## Task brief
Transcribe each record below word for word.

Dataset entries
* * *

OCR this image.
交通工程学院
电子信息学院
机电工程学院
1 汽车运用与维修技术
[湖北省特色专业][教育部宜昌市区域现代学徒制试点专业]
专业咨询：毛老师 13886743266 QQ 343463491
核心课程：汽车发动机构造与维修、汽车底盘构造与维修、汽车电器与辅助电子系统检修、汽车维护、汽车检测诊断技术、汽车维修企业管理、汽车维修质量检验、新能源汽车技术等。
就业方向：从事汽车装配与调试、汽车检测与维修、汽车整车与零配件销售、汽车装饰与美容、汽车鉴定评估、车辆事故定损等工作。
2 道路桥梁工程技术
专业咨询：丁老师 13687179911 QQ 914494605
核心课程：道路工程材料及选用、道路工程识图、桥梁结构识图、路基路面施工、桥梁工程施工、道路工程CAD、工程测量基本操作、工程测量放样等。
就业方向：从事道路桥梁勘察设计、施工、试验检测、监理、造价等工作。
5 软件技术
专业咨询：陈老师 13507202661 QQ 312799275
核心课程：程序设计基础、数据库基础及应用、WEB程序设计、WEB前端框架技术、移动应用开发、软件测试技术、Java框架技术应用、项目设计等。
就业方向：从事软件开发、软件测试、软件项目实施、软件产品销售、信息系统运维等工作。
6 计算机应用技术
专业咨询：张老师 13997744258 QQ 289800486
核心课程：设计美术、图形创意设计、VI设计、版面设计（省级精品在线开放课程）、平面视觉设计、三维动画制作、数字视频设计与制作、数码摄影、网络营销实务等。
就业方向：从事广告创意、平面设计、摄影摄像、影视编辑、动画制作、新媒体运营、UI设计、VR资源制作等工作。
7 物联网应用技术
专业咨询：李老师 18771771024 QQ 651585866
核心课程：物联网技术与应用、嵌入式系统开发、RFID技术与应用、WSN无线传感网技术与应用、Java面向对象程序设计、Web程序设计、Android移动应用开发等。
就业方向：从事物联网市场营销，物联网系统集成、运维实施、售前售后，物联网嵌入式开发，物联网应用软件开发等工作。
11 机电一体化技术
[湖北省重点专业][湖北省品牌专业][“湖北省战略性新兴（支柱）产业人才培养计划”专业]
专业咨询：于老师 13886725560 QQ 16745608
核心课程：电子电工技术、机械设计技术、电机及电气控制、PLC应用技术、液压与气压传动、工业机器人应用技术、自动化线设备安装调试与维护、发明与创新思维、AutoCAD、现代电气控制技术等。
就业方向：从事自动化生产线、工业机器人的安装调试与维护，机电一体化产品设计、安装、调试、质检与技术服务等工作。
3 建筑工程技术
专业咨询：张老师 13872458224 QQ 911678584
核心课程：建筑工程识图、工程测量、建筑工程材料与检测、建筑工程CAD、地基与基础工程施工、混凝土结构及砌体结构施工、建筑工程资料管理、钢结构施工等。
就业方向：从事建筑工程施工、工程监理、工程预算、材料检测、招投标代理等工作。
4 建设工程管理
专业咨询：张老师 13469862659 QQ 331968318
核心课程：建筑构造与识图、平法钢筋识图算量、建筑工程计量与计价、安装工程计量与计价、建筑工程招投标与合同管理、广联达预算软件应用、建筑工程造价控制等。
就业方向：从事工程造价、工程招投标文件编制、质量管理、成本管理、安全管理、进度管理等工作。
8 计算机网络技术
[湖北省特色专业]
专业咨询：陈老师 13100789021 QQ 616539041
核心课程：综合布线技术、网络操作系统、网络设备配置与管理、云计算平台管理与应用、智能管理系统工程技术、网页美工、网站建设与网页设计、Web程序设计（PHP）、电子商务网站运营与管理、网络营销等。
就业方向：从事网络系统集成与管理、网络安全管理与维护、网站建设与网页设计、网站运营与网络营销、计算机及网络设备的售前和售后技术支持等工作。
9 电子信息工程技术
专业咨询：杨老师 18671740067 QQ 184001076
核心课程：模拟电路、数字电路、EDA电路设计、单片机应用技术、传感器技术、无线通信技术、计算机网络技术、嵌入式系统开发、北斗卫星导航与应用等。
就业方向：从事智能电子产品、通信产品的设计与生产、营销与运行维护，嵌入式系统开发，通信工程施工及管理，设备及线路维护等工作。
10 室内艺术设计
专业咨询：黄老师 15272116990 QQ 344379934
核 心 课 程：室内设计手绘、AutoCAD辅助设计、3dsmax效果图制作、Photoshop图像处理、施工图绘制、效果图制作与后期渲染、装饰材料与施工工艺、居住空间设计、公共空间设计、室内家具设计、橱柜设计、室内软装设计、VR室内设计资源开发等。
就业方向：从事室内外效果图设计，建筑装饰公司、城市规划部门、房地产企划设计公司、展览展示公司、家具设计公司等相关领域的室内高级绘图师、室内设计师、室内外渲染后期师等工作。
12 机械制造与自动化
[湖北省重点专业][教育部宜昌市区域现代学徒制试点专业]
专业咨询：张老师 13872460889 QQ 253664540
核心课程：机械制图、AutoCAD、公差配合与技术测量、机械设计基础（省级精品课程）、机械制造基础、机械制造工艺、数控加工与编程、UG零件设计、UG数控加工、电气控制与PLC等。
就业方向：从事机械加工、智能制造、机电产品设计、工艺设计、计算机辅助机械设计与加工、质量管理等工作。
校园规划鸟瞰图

* * *

## Problem solution
OCR this image.
交通工程学院
电子信息学院
机电工程学院
1 汽车运用与维修技术
[湖北省特色专业][教育部宜昌市区域现代学徒制试点专业]
专业咨询：毛老师 13886743266 QQ 343463491
核心课程：汽车发动机构造与维修、汽车底盘构造与维修、汽车电器与辅助电子系统检修、汽车维护、汽车检测诊断技术、汽车维修企业管理、汽车维修质量检验、新能源汽车技术等。
就业方向：从事汽车装配与调试、汽车检测与维修、汽车整车与零配件销售、汽车装饰与美容、汽车鉴定评估、车辆事故定损等工作。
2 道路桥梁工程技术
专业咨询：丁老师 13687179911 QQ 914494605
核心课程：道路工程材料及选用、道路工程识图、桥梁结构识图、路基路面施工、桥梁工程施工、道路工程CAD、工程测量基本操作、工程测量放样等。
就业方向：从事道路桥梁勘察设计、施工、试验检测、监理、造价等工作。
5 软件技术
专业咨询：陈老师 13507202661 QQ 312799275
核心课程：程序设计基础、数据库基础及应用、WEB程序设计、WEB前端框架技术、移动应用开发、软件测试技术、Java框架技术应用、项目设计等。
就业方向：从事软件开发、软件测试、软件项目实施、软件产品销售、信息系统运维等工作。
6 计算机应用技术
专业咨询：张老师 13997744258 QQ 289800486
核心课程：设计美术、图形创意设计、VI设计、版面设计（省级精品在线开放课程）、平面视觉设计、三维动画制作、数字视频设计与制作、数码摄影、网络营销实务等。
就业方向：从事广告创意、平面设计、摄影摄像、影视编辑、动画制作、新媒体运营、UI设计、VR资源制作等工作。
7 物联网应用技术
专业咨询：李老师 18771771024 QQ 651585866
核心课程：物联网技术与应用、嵌入式系统开发、RFID技术与应用、WSN无线传感网技术与应用、Java面向对象程序设计、Web程序设计、Android移动应用开发等。
就业方向：从事物联网市场营销，物联网系统集成、运维实施、售前售后，物联网嵌入式开发，物联网应用软件开发等工作。
11 机电一体化技术
[湖北省重点专业][湖北省品牌专业][“湖北省战略性新兴（支柱）产业人才培养计划”专业]
专业咨询：于老师 13886725560 QQ 16745608
核心课程：电子电工技术、机械设计技术、电机及电气控制、PLC应用技术、液压与气压传动、工业机器人应用技术、自动化线设备安装调试与维护、发明与创新思维、AutoCAD、现代电气控制技术等。
就业方向：从事自动化生产线、工业机器人的安装调试与维护，机电一体化产品设计、安装、调试、质检与技术服务等工作。
3 建筑工程技术
专业咨询：张老师 13872458224 QQ 911678584
核心课程：建筑工程识图、工程测量、建筑工程材料与检测、建筑工程CAD、地基与基础工程施工、混凝土结构及砌体结构施工、建筑工程资料管理、钢结构施工等。
就业方向：从事建筑工程施工、工程监理、工程预算、材料检测、招投标代理等工作。
4 建设工程管理
专业咨询：张老师 13469862659 QQ 331968318
核心课程：建筑构造与识图、平法钢筋识图算量、建筑工程计量与计价、安装工程计量与计价、建筑工程招投标与合同管理、广联达预算软件应用、建筑工程造价控制等。
就业方向：从事工程造价、工程招投标文件编制、质量管理、成本管理、安全管理、进度管理等工作。
8 计算机网络技术
[湖北省特色专业]
专业咨询：陈老师 13100789021 QQ 616539041
核心课程：综合布线技术、网络操作系统、网络设备配置与管理、云计算平台管理与应用、智能管理系统工程技术、网页美工、网站建设与网页设计、Web程序设计（PHP）、电子商务网站运营与管理、网络营销等。
就业方向：从事网络系统集成与管理、网络安全管理与维护、网站建设与网页设计、网站运营与网络营销、计算机及网络设备的售前和售后技术支持等工作。
9 电子信息工程技术
专业咨询：杨老师 18671740067 QQ 184001076
核心课程：模拟电路、数字电路、EDA电路设计、单片机应用技术、传感器技术、无线通信技术、计算机网络技术、嵌入式系统开发、北斗卫星导航与应用等。
就业方向：从事智能电子产品、通信产品的设计与生产、营销与运行维护，嵌入式系统开发，通信工程施工及管理，设备及线路维护等工作。
10 室内艺术设计
专业咨询：黄老师 15272116990 QQ 344379934
核 心 课 程：室内设计手绘、AutoCAD辅助设计、3dsmax效果图制作、Photoshop图像处理、施工图绘制、效果图制作与后期渲染、装饰材料与施工工艺、居住空间设计、公共空间设计、室内家具设计、橱柜设计、室内软装设计、VR室内设计资源开发等。
就业方向：从事室内外效果图设计，建筑装饰公司、城市规划部门、房地产企划设计公司、展览展示公司、家具设计公司等相关领域的室内高级绘图师、室内设计师、室内外渲染后期师等工作。
12 机械制造与自动化
[湖北省重点专业][教育部宜昌市区域现代学徒制试点专业]
专业咨询：张老师 13872460889 QQ 253664540
核心课程：机械制图、AutoCAD、公差配合与技术测量、机械设计基础（省级精品课程）、机械制造基础、机械制造工艺、数控加工与编程、UG零件设计、UG数控加工、电气控制与PLC等。
就业方向：从事机械加工、智能制造、机电产品设计、工艺设计、计算机辅助机械设计与加工、质量管理等工作。
校园规划鸟瞰图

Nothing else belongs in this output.